--- START OF DATA PROVIDED ---

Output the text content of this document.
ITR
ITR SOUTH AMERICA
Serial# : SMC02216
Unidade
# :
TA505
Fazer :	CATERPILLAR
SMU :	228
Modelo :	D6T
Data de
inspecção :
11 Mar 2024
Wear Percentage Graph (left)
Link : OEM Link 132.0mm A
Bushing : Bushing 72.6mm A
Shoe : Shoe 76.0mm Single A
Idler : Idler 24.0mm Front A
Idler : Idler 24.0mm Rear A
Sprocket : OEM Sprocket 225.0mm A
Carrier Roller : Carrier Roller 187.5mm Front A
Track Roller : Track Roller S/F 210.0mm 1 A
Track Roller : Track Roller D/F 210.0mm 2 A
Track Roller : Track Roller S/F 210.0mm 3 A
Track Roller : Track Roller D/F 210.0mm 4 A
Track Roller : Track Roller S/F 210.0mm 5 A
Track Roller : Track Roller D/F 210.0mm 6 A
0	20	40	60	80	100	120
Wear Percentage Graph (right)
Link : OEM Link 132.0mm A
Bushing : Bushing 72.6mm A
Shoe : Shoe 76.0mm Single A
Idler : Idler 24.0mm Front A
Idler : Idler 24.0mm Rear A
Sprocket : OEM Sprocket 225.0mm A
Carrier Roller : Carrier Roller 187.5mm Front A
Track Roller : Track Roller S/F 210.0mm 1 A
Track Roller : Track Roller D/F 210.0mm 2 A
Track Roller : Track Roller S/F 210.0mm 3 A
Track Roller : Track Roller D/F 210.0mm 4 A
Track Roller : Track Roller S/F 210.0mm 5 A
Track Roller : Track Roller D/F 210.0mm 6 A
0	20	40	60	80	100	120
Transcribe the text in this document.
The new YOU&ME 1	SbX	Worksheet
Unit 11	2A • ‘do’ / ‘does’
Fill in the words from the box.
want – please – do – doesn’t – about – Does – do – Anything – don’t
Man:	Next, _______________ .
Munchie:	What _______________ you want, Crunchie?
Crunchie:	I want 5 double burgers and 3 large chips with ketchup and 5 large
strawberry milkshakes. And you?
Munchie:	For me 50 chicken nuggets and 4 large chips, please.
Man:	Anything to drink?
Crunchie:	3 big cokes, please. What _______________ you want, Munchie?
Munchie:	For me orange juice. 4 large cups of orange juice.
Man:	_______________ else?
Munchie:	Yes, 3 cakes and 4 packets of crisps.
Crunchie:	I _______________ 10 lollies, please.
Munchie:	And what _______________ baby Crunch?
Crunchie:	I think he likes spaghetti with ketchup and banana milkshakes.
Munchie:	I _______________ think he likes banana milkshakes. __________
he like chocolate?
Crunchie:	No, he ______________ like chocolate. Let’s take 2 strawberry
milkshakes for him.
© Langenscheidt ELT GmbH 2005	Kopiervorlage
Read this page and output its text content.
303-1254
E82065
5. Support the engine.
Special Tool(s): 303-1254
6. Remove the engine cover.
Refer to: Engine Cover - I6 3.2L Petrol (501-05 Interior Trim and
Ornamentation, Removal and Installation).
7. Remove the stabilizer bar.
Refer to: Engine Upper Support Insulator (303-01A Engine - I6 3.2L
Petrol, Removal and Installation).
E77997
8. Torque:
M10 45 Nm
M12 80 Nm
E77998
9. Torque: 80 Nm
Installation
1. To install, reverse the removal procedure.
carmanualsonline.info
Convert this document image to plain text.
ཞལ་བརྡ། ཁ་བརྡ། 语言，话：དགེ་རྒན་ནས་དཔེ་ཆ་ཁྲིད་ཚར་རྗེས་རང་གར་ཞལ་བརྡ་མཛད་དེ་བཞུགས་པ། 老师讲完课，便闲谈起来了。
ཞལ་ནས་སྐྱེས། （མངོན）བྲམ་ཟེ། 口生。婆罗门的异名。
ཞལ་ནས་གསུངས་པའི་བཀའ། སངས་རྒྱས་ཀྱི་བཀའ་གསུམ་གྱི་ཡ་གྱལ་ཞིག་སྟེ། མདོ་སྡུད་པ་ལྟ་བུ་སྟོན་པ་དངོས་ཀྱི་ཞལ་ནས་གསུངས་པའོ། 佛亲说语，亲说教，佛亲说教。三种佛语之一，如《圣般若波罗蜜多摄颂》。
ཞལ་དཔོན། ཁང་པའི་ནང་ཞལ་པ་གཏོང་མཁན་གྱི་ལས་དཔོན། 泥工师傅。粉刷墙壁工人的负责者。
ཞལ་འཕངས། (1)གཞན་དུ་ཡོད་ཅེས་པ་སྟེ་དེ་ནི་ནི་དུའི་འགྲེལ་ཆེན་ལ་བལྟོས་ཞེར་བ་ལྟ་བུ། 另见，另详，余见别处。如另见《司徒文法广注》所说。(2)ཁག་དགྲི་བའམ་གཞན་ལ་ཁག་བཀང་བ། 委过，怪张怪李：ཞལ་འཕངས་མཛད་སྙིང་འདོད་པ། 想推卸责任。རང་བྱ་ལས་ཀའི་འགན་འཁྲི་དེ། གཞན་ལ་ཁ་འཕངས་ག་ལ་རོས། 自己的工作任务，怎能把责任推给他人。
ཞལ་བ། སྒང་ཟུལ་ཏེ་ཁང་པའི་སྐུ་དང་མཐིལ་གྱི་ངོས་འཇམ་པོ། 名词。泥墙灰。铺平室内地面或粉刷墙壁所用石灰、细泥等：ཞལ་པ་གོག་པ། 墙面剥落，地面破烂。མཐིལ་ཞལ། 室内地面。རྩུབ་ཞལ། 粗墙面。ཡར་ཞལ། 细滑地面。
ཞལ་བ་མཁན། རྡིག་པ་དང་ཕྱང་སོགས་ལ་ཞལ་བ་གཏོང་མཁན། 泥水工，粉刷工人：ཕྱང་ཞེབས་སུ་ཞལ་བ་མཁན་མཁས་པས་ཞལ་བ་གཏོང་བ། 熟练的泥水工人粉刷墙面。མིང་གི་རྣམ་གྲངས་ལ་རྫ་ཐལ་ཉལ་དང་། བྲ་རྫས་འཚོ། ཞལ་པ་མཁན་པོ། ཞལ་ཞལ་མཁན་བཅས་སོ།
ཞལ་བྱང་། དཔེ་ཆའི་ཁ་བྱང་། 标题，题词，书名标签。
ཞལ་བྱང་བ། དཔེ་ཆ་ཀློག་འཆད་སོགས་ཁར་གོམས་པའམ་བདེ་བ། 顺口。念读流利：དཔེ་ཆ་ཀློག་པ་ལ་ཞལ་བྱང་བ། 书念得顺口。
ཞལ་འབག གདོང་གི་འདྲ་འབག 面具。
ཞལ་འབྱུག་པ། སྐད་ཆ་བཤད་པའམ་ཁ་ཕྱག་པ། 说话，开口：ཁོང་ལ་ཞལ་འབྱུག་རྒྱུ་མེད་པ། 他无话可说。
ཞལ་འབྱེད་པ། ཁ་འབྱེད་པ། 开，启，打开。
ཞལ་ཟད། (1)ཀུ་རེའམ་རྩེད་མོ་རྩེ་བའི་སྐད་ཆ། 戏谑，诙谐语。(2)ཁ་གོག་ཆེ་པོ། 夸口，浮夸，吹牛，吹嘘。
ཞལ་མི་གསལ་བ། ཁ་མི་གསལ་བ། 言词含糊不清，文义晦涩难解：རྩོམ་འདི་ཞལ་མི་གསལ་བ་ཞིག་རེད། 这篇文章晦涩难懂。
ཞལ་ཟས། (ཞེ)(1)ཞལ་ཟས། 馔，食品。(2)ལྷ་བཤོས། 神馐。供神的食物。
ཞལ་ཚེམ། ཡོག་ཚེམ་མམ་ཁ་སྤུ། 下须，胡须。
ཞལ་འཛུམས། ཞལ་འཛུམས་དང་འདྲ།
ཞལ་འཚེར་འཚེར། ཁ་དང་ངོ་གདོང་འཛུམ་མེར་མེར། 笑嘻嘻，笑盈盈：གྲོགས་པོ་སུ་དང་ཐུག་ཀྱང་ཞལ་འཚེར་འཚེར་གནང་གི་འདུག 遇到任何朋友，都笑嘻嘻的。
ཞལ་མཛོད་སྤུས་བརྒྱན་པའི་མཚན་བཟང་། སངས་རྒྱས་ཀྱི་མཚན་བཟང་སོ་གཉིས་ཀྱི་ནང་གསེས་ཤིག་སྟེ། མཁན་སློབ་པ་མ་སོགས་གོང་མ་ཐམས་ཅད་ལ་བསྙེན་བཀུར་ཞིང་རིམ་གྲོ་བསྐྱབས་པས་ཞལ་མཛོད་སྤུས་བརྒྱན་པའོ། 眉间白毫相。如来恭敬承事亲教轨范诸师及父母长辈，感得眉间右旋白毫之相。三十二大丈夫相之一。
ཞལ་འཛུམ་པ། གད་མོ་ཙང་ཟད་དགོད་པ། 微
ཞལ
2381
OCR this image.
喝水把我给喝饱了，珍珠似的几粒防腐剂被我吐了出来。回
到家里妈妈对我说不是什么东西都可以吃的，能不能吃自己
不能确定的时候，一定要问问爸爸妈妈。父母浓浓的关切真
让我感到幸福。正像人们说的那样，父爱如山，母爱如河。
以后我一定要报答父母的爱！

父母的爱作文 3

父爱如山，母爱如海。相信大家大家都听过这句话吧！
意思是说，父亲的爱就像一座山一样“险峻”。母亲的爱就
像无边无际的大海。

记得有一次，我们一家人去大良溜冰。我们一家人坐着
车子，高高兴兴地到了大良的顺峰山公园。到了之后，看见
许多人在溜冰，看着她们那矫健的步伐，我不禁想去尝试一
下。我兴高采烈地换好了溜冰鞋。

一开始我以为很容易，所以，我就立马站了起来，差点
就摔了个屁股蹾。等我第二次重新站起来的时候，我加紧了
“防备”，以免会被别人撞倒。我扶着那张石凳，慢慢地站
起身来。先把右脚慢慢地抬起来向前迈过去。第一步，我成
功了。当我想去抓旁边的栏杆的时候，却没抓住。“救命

--- END OF DATA PROVIDED ---

### TO DO:
In the listing, find every line containing the word "Remove" and list it.

### ANSWER TO THE TASK:
6. Remove the engine cover.
7. Remove the stabilizer bar.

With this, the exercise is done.